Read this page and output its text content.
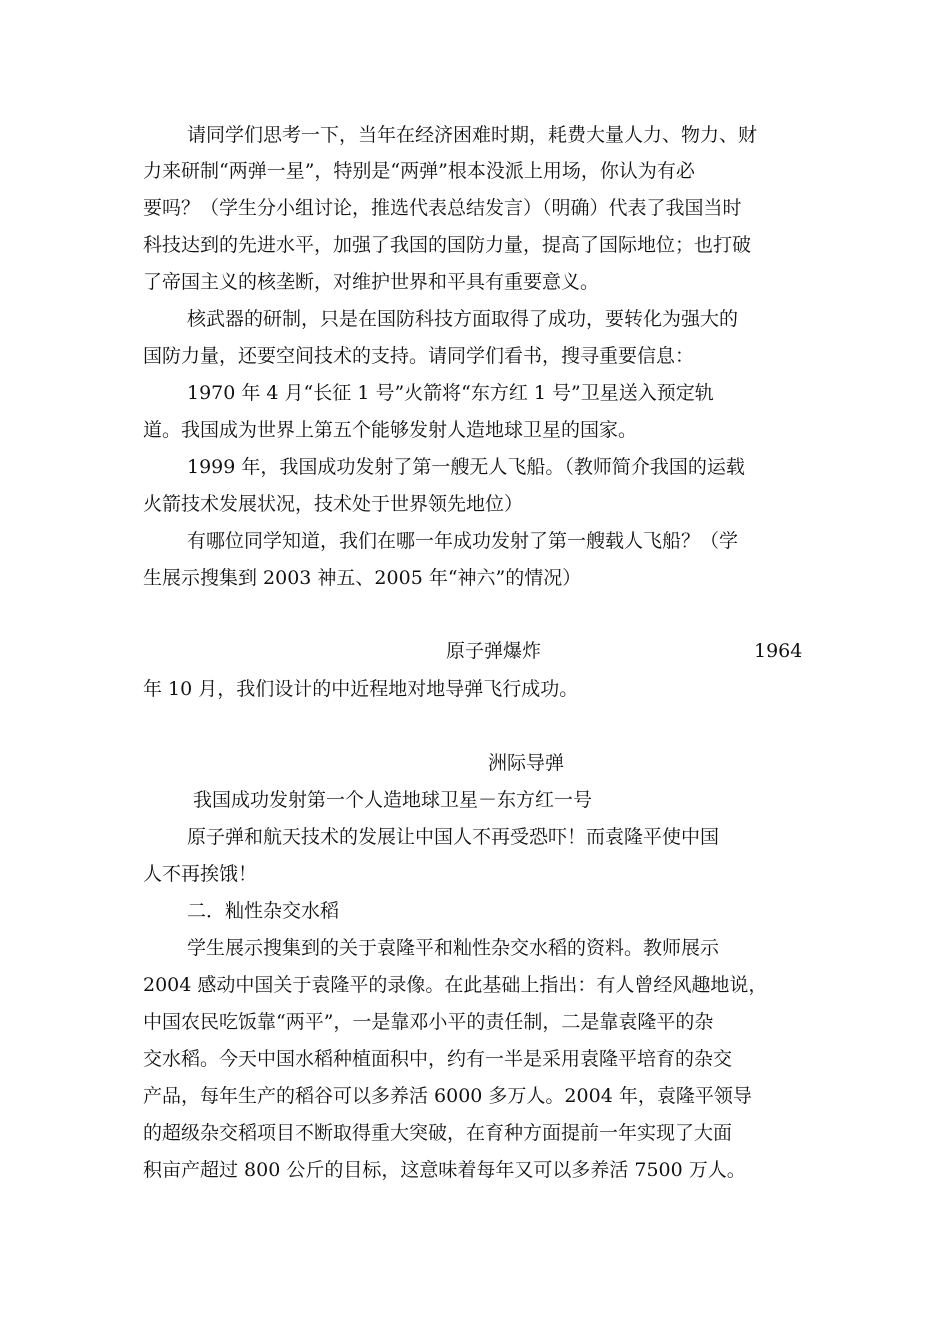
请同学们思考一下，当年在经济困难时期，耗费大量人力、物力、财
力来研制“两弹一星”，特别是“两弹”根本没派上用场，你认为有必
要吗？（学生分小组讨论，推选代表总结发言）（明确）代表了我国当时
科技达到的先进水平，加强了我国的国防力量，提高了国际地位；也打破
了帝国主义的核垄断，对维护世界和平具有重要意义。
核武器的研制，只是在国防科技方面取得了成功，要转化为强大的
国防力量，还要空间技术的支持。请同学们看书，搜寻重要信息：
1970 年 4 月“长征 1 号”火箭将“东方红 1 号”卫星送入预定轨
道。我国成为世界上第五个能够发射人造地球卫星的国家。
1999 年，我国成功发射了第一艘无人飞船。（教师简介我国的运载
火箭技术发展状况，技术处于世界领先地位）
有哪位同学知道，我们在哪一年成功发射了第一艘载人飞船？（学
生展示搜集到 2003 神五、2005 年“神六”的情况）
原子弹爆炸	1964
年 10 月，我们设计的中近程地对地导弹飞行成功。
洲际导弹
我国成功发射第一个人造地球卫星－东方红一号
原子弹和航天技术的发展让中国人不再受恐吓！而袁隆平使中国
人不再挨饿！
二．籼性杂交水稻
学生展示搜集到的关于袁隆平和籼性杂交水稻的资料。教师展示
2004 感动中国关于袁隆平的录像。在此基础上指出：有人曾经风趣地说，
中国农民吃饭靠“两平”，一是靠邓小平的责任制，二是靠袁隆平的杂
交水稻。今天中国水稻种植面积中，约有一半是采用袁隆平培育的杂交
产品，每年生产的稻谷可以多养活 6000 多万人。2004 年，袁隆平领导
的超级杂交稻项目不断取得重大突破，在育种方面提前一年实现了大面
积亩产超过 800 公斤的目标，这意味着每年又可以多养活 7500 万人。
# # # # #
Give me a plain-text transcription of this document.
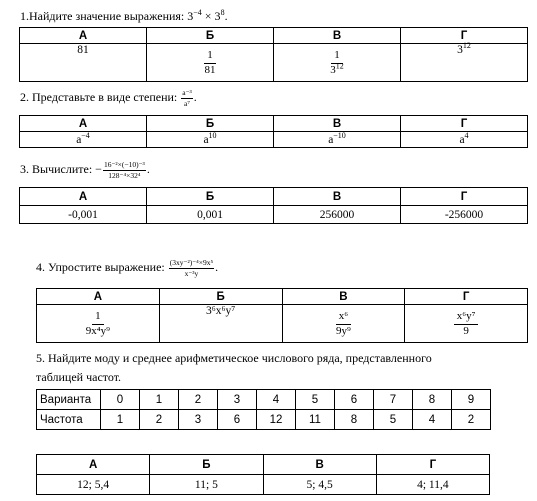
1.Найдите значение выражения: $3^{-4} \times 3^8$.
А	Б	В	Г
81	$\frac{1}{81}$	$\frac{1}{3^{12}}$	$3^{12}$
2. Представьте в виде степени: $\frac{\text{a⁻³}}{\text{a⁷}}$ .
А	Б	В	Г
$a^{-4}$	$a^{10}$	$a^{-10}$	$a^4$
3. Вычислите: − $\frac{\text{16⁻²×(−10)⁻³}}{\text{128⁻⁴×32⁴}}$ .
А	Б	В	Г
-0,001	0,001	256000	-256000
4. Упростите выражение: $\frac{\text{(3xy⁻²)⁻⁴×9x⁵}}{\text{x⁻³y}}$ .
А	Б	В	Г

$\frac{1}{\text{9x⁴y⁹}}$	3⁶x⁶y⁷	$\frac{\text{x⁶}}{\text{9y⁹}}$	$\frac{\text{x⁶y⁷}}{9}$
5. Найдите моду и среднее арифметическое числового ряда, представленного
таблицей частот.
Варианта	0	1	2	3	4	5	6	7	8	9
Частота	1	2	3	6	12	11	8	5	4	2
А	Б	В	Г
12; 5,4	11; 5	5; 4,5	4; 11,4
# # # # #
Prompt:
Read the entries and pick out all lines that include the word "text".

Answer to this task:
Read this page and output its text content.
Give me a plain-text transcription of this document.
2. Представьте в виде степени: $\frac{\text{a⁻³}}{\text{a⁷}}$ .
3. Вычислите: − $\frac{\text{16⁻²×(−10)⁻³}}{\text{128⁻⁴×32⁴}}$ .
4. Упростите выражение: $\frac{\text{(3xy⁻²)⁻⁴×9x⁵}}{\text{x⁻³y}}$ .
$\frac{1}{\text{9x⁴y⁹}}$	3⁶x⁶y⁷	$\frac{\text{x⁶}}{\text{9y⁹}}$	$\frac{\text{x⁶y⁷}}{9}$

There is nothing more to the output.